Il pm che ha coordinato le indagini aveva chiesto 14 anni di carcere. Ma il giudice, che ha accolto le tesi della difesa, ha riconosciuto all’imputato le attenuanti generiche e della provocazione applicando alla pena inflitta una doppia riduzione, per il rito abbreviato e per le attenuanti concesse. La donna lo avrebbe deriso, maltrattato e insultato quotidianamente, circostanza poi confermata dai figli poco più che ventenni che dissero pubblicamente che non lo avrebbero abbandonato.

La dinamica dell’omicidio

Secondo i carabinieri che hanno condotto le indagini, l’uomo avrebbe aggredito la moglie colpendola con una busta contenente un martello durante l’ennesimo litigio. Pietro De Mattia, però, ha sempre dichiarato di non sapere che all’interno del sacchetto ci fosse il pesante oggetto. Fu lui stesso a chiamare i carabinieri e confessare il delitto.

Compito da svolgere 1: Nell'articolo sull'omicidio, perché la pena inflitta all'imputato ha subito una doppia riduzione? Rispondi in una-tre frasi.
Compito da svolgere 2: Trascrivi dall'articolo sull'omicidio il passo compreso tra "Il pm che ha" e "lo avrebbero abbandonato.", estremi inclusi.
Compito da svolgere 3: Prosegui l'articolo sull'omicidio a partire dalla sua ultima frase.

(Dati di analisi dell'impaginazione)
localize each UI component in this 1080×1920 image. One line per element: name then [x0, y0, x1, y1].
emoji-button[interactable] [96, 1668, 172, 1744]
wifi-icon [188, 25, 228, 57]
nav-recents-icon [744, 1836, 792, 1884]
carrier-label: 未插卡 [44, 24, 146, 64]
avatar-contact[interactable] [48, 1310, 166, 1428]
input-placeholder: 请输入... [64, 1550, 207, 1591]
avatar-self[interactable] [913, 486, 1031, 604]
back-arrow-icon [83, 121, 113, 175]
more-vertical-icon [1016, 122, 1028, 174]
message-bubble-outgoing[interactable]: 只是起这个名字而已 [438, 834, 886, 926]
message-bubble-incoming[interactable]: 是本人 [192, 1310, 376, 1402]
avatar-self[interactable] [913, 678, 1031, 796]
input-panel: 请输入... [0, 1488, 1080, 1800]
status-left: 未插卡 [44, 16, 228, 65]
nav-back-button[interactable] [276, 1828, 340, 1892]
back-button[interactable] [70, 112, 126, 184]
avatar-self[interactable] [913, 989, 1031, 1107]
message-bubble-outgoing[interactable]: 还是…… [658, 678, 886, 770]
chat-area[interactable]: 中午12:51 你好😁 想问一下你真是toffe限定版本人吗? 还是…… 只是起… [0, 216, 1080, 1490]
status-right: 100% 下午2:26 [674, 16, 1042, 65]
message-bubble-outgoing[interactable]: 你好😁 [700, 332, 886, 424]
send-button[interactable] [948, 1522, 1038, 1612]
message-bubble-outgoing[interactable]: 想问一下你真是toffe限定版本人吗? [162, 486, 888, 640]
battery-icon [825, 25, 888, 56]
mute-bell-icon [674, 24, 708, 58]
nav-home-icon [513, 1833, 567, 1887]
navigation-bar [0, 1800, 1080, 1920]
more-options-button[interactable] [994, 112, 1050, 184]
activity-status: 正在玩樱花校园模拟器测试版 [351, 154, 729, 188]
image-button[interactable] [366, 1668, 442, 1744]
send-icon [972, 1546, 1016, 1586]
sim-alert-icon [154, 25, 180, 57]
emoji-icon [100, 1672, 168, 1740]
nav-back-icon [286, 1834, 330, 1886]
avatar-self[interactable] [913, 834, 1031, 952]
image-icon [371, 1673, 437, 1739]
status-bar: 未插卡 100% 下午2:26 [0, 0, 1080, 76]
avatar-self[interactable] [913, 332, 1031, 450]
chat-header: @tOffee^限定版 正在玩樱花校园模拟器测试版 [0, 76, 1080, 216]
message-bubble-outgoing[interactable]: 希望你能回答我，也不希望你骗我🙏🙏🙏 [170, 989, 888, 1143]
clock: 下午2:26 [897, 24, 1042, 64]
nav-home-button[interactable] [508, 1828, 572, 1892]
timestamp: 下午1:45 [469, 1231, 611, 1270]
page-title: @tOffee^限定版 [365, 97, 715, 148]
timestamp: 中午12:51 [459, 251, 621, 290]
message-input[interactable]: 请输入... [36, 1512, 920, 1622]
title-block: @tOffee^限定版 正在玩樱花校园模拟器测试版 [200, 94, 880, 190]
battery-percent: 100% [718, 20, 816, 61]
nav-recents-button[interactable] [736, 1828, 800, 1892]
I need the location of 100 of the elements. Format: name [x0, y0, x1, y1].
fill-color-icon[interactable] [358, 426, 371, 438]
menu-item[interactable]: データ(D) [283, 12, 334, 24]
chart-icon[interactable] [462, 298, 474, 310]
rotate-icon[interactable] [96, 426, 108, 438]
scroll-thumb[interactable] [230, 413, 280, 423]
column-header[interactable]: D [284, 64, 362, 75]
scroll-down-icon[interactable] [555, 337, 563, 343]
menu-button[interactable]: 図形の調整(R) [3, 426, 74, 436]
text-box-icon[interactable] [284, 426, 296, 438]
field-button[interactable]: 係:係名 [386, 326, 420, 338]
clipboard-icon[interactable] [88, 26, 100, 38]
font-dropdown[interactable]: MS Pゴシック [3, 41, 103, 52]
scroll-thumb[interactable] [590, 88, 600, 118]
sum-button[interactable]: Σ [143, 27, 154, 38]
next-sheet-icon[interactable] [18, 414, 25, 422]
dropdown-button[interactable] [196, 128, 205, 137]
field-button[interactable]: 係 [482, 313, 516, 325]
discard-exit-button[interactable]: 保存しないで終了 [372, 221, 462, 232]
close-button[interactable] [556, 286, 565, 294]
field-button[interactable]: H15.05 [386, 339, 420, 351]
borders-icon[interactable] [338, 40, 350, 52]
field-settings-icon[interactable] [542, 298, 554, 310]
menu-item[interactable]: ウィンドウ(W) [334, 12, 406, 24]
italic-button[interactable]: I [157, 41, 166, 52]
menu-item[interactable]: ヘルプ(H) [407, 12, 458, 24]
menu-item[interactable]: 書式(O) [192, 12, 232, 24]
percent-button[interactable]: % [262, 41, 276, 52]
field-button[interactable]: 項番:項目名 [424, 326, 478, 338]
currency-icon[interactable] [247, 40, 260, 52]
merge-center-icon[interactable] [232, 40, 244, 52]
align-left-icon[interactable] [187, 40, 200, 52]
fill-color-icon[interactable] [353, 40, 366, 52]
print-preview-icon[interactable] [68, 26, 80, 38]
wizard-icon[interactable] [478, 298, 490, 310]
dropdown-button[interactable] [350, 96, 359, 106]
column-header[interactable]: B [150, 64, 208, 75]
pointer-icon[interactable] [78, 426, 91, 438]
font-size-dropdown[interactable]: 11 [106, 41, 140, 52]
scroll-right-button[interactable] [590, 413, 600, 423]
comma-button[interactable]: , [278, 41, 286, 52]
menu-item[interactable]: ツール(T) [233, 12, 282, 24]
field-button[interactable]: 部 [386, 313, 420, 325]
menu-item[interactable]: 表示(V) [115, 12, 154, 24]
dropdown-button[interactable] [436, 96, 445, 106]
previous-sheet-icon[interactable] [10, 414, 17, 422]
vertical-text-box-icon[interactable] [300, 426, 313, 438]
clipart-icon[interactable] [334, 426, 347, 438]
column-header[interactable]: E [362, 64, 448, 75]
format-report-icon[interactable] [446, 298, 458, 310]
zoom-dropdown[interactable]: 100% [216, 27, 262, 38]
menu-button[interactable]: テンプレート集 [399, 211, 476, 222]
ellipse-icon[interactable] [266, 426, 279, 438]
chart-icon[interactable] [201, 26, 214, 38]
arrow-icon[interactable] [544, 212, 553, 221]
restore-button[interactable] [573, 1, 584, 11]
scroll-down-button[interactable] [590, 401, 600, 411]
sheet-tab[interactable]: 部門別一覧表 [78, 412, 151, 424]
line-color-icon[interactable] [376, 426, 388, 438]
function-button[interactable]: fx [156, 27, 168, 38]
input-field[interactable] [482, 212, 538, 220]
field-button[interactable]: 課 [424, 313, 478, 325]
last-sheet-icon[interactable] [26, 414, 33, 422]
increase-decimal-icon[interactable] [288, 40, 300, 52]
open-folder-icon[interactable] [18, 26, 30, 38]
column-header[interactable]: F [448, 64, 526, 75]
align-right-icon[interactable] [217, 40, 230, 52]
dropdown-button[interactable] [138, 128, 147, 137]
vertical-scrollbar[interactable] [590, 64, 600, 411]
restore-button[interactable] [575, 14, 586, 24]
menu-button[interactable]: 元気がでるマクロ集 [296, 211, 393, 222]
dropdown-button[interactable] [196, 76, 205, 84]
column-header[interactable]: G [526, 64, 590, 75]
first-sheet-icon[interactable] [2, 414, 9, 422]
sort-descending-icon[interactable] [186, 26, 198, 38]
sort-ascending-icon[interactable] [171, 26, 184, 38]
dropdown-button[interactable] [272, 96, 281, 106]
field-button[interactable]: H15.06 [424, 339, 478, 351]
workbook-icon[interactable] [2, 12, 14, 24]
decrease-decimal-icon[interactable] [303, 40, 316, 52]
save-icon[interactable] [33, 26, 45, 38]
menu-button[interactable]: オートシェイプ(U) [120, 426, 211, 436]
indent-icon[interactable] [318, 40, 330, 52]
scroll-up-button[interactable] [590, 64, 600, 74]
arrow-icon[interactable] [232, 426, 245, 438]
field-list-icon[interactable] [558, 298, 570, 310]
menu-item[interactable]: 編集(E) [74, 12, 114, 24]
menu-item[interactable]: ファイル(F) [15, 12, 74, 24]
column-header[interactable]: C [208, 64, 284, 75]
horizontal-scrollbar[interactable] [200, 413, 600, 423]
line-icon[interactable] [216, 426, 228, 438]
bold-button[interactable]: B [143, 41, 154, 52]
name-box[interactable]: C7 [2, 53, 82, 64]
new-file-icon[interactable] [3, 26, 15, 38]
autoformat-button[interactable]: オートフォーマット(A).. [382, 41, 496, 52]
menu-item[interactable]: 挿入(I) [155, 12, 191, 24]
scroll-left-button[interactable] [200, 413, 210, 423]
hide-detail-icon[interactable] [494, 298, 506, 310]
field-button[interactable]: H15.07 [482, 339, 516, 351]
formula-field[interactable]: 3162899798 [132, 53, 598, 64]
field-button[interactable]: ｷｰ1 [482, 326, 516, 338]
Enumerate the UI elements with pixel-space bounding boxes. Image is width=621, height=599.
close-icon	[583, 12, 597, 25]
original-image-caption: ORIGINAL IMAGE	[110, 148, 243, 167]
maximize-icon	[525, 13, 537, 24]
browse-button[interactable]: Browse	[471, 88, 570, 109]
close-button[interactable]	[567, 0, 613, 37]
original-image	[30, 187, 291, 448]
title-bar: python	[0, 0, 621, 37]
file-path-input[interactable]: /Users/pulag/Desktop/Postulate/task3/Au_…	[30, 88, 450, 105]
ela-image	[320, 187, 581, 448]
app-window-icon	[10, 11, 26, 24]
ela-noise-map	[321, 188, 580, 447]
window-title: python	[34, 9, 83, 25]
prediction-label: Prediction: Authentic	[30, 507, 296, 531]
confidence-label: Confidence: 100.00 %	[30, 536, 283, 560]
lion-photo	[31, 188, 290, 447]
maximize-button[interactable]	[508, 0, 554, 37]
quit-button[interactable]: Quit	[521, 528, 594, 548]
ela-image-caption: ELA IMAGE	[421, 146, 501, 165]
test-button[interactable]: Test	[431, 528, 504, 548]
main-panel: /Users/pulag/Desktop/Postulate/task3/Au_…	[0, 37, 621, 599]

Risposta scritta 1: Una riduzione è dovuta al rito abbreviato. L'altra è dovuta alle attenuanti generiche e della provocazione, che il giudice ha concesso accogliendo le tesi della difesa.

Risposta scritta 2:
Il pm che ha coordinato le indagini aveva chiesto 14 anni di carcere. Ma il giudice, che ha accolto le tesi della difesa, ha riconosciuto all’imputato le attenuanti generiche e della provocazione applicando alla pena inflitta una doppia riduzione, per il rito abbreviato e per le attenuanti concesse. La donna lo avrebbe deriso, maltrattato e insultato quotidianamente, circostanza poi confermata dai figli poco più che ventenni che dissero pubblicamente che non lo avrebbero abbandonato.

Risposta scritta 3:
In sede di convalida dell'arresto gli furono subito concessi gli arresti domiciliari, ai quali è tuttora sottoposto. “Nonostante la soddisfazione per l'esito di un processo che riteniamo di giustizia, – ha commentato il legale dell'imputato, l'avvocato Claudio Van Westerhout – il primo pensiero del mio cliente dopo la lettura della sentenza è andato alla coniuge che non c'è più”.